• **STATED TASK**
Gather every line below where "only" appears.

• **RECORDS TO USE**
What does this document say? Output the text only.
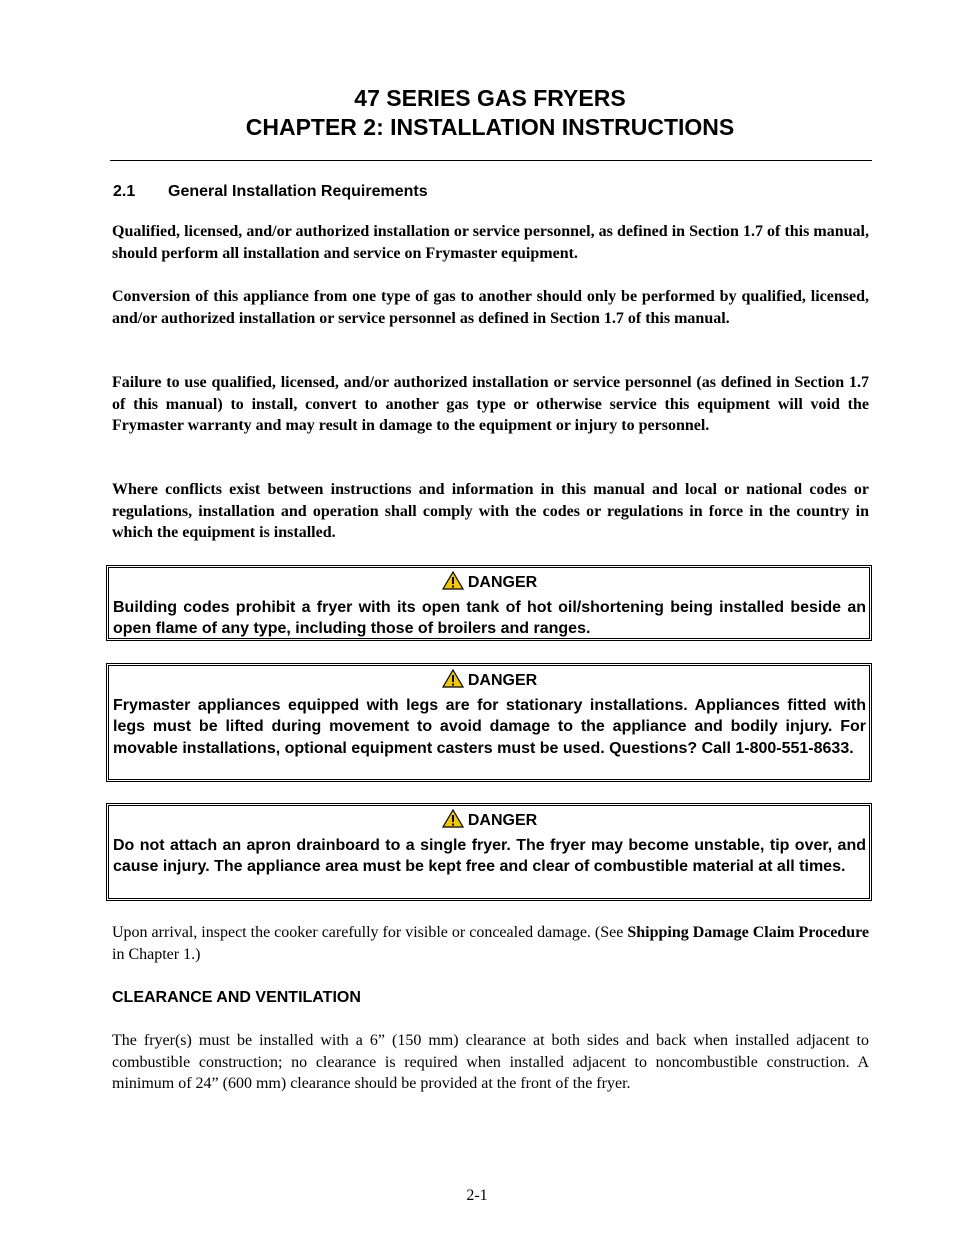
47 SERIES GAS FRYERS
CHAPTER 2: INSTALLATION INSTRUCTIONS
2.1 General Installation Requirements
Qualified, licensed, and/or authorized installation or service personnel, as defined in Section 1.7 of this manual, should perform all installation and service on Frymaster equipment.
Conversion of this appliance from one type of gas to another should only be performed by qualified, licensed, and/or authorized installation or service personnel as defined in Section 1.7 of this manual.
Failure to use qualified, licensed, and/or authorized installation or service personnel (as defined in Section 1.7 of this manual) to install, convert to another gas type or otherwise service this equipment will void the Frymaster warranty and may result in damage to the equipment or injury to personnel.
Where conflicts exist between instructions and information in this manual and local or national codes or regulations, installation and operation shall comply with the codes or regulations in force in the country in which the equipment is installed.
DANGER
Building codes prohibit a fryer with its open tank of hot oil/shortening being installed beside an open flame of any type, including those of broilers and ranges.
DANGER
Frymaster appliances equipped with legs are for stationary installations. Appliances fitted with legs must be lifted during movement to avoid damage to the appliance and bodily injury. For movable installations, optional equipment casters must be used. Questions? Call 1-800-551-8633.
DANGER
Do not attach an apron drainboard to a single fryer. The fryer may become unstable, tip over, and cause injury. The appliance area must be kept free and clear of combustible material at all times.
Upon arrival, inspect the cooker carefully for visible or concealed damage. (See Shipping Damage Claim Procedure in Chapter 1.)
CLEARANCE AND VENTILATION
The fryer(s) must be installed with a 6” (150 mm) clearance at both sides and back when installed adjacent to combustible construction; no clearance is required when installed adjacent to noncombustible construction. A minimum of 24” (600 mm) clearance should be provided at the front of the fryer.
2-1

• **RESPONSE**
What does this document say? Output the text only.
Conversion of this appliance from one type of gas to another should only be performed by qualified, licensed, and/or authorized installation or service personnel as defined in Section 1.7 of this manual.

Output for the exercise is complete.